__Exercise prompt__:
Give the data below again, word for word.
=-=-=-=-=
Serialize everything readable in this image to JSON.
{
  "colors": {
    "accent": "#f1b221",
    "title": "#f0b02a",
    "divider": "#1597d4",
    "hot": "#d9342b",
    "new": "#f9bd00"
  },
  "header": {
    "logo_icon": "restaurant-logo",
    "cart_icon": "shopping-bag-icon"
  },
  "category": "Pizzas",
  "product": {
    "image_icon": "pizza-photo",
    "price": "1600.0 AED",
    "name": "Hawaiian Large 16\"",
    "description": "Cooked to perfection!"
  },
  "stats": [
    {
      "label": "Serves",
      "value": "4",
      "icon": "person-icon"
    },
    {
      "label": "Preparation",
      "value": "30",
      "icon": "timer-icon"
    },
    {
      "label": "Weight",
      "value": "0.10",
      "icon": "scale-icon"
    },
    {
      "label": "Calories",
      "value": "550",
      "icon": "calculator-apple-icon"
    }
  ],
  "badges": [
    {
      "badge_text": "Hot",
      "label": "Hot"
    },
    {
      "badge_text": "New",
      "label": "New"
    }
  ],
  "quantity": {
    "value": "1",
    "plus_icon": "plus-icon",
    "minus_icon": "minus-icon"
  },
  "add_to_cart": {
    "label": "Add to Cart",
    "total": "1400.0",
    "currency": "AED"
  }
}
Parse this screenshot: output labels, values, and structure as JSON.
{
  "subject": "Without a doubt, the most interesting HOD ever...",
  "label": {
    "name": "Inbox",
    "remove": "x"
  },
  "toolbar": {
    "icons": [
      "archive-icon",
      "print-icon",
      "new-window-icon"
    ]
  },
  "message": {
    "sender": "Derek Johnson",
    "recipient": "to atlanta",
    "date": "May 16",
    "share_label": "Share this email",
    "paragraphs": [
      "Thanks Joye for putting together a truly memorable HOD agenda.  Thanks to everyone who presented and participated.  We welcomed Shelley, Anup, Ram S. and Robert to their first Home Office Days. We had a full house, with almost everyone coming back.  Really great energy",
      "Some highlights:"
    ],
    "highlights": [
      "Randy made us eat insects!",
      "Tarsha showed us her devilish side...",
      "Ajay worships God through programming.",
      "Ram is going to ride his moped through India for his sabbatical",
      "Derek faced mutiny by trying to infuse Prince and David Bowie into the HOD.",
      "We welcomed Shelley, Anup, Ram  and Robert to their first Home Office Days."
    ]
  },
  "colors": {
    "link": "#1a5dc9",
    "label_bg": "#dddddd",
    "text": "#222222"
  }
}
=-=-=-=-=
__Problem solution__:
Serialize everything readable in this image to JSON.
{
  "colors": {
    "accent": "#f1b221",
    "title": "#f0b02a",
    "divider": "#1597d4",
    "hot": "#d9342b",
    "new": "#f9bd00"
  },
  "header": {
    "logo_icon": "restaurant-logo",
    "cart_icon": "shopping-bag-icon"
  },
  "category": "Pizzas",
  "product": {
    "image_icon": "pizza-photo",
    "price": "1600.0 AED",
    "name": "Hawaiian Large 16\"",
    "description": "Cooked to perfection!"
  },
  "stats": [
    {
      "label": "Serves",
      "value": "4",
      "icon": "person-icon"
    },
    {
      "label": "Preparation",
      "value": "30",
      "icon": "timer-icon"
    },
    {
      "label": "Weight",
      "value": "0.10",
      "icon": "scale-icon"
    },
    {
      "label": "Calories",
      "value": "550",
      "icon": "calculator-apple-icon"
    }
  ],
  "badges": [
    {
      "badge_text": "Hot",
      "label": "Hot"
    },
    {
      "badge_text": "New",
      "label": "New"
    }
  ],
  "quantity": {
    "value": "1",
    "plus_icon": "plus-icon",
    "minus_icon": "minus-icon"
  },
  "add_to_cart": {
    "label": "Add to Cart",
    "total": "1400.0",
    "currency": "AED"
  }
}
Parse this screenshot: output labels, values, and structure as JSON.
{
  "subject": "Without a doubt, the most interesting HOD ever...",
  "label": {
    "name": "Inbox",
    "remove": "x"
  },
  "toolbar": {
    "icons": [
      "archive-icon",
      "print-icon",
      "new-window-icon"
    ]
  },
  "message": {
    "sender": "Derek Johnson",
    "recipient": "to atlanta",
    "date": "May 16",
    "share_label": "Share this email",
    "paragraphs": [
      "Thanks Joye for putting together a truly memorable HOD agenda.  Thanks to everyone who presented and participated.  We welcomed Shelley, Anup, Ram S. and Robert to their first Home Office Days. We had a full house, with almost everyone coming back.  Really great energy",
      "Some highlights:"
    ],
    "highlights": [
      "Randy made us eat insects!",
      "Tarsha showed us her devilish side...",
      "Ajay worships God through programming.",
      "Ram is going to ride his moped through India for his sabbatical",
      "Derek faced mutiny by trying to infuse Prince and David Bowie into the HOD.",
      "We welcomed Shelley, Anup, Ram  and Robert to their first Home Office Days."
    ]
  },
  "colors": {
    "link": "#1a5dc9",
    "label_bg": "#dddddd",
    "text": "#222222"
  }
}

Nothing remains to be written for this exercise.